§ Stated task:
Repeat the material below exactly, with no pictures.

§ Data lines:

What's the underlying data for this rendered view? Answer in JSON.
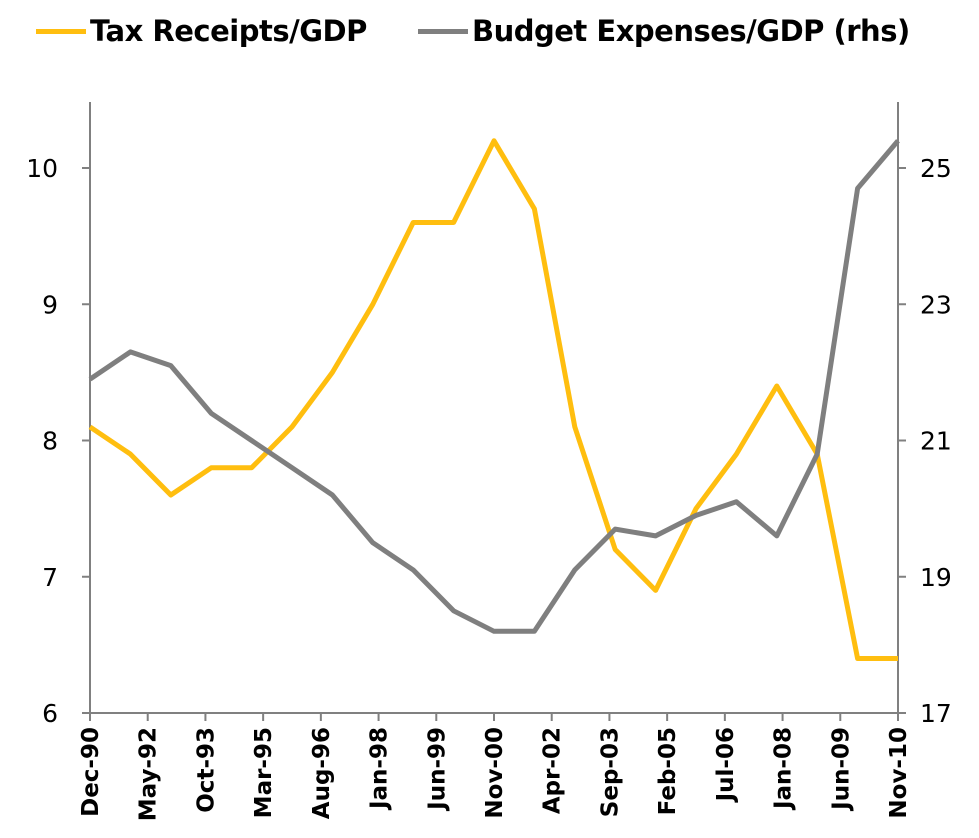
{
  "colors": {
    "tax": "#FFBE0F",
    "expenses": "#7F7F7F",
    "axis": "#808080"
  },
  "legend": {
    "tax_label": "Tax Receipts/GDP",
    "expenses_label": "Budget Expenses/GDP (rhs)"
  },
  "chart_data": {
    "type": "line",
    "title": "",
    "xlabel": "",
    "ylabel": "",
    "ylim": [
      6,
      10
    ],
    "y2lim": [
      17,
      25
    ],
    "yticks": [
      "6",
      "7",
      "8",
      "9",
      "10"
    ],
    "y2ticks": [
      "17",
      "19",
      "21",
      "23",
      "25"
    ],
    "x": [
      "Dec-90",
      "Dec-91",
      "Dec-92",
      "Dec-93",
      "Dec-94",
      "Dec-95",
      "Dec-96",
      "Dec-97",
      "Dec-98",
      "Dec-99",
      "Dec-00",
      "Dec-01",
      "Dec-02",
      "Dec-03",
      "Dec-04",
      "Dec-05",
      "Dec-06",
      "Dec-07",
      "Dec-08",
      "Dec-09",
      "Dec-10"
    ],
    "xticks": [
      "Dec-90",
      "May-92",
      "Oct-93",
      "Mar-95",
      "Aug-96",
      "Jan-98",
      "Jun-99",
      "Nov-00",
      "Apr-02",
      "Sep-03",
      "Feb-05",
      "Jul-06",
      "Jan-08",
      "Jun-09",
      "Nov-10"
    ],
    "series": [
      {
        "name": "Tax Receipts/GDP",
        "axis": "left",
        "values": [
          8.1,
          7.9,
          7.6,
          7.8,
          7.8,
          8.1,
          8.5,
          9.0,
          9.6,
          9.6,
          10.2,
          9.7,
          8.1,
          7.2,
          6.9,
          7.5,
          7.9,
          8.4,
          7.9,
          6.4,
          6.4
        ]
      },
      {
        "name": "Budget Expenses/GDP (rhs)",
        "axis": "right",
        "values": [
          21.9,
          22.3,
          22.1,
          21.4,
          21.0,
          20.6,
          20.2,
          19.5,
          19.1,
          18.5,
          18.2,
          18.2,
          19.1,
          19.7,
          19.6,
          19.9,
          20.1,
          19.6,
          20.8,
          24.7,
          25.4
        ]
      }
    ]
  }
}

§ Answer to the task:
What's the underlying data for this rendered view? Answer in JSON.
{
  "colors": {
    "tax": "#FFBE0F",
    "expenses": "#7F7F7F",
    "axis": "#808080"
  },
  "legend": {
    "tax_label": "Tax Receipts/GDP",
    "expenses_label": "Budget Expenses/GDP (rhs)"
  },
  "chart_data": {
    "type": "line",
    "title": "",
    "xlabel": "",
    "ylabel": "",
    "ylim": [
      6,
      10
    ],
    "y2lim": [
      17,
      25
    ],
    "yticks": [
      "6",
      "7",
      "8",
      "9",
      "10"
    ],
    "y2ticks": [
      "17",
      "19",
      "21",
      "23",
      "25"
    ],
    "x": [
      "Dec-90",
      "Dec-91",
      "Dec-92",
      "Dec-93",
      "Dec-94",
      "Dec-95",
      "Dec-96",
      "Dec-97",
      "Dec-98",
      "Dec-99",
      "Dec-00",
      "Dec-01",
      "Dec-02",
      "Dec-03",
      "Dec-04",
      "Dec-05",
      "Dec-06",
      "Dec-07",
      "Dec-08",
      "Dec-09",
      "Dec-10"
    ],
    "xticks": [
      "Dec-90",
      "May-92",
      "Oct-93",
      "Mar-95",
      "Aug-96",
      "Jan-98",
      "Jun-99",
      "Nov-00",
      "Apr-02",
      "Sep-03",
      "Feb-05",
      "Jul-06",
      "Jan-08",
      "Jun-09",
      "Nov-10"
    ],
    "series": [
      {
        "name": "Tax Receipts/GDP",
        "axis": "left",
        "values": [
          8.1,
          7.9,
          7.6,
          7.8,
          7.8,
          8.1,
          8.5,
          9.0,
          9.6,
          9.6,
          10.2,
          9.7,
          8.1,
          7.2,
          6.9,
          7.5,
          7.9,
          8.4,
          7.9,
          6.4,
          6.4
        ]
      },
      {
        "name": "Budget Expenses/GDP (rhs)",
        "axis": "right",
        "values": [
          21.9,
          22.3,
          22.1,
          21.4,
          21.0,
          20.6,
          20.2,
          19.5,
          19.1,
          18.5,
          18.2,
          18.2,
          19.1,
          19.7,
          19.6,
          19.9,
          20.1,
          19.6,
          20.8,
          24.7,
          25.4
        ]
      }
    ]
  }
}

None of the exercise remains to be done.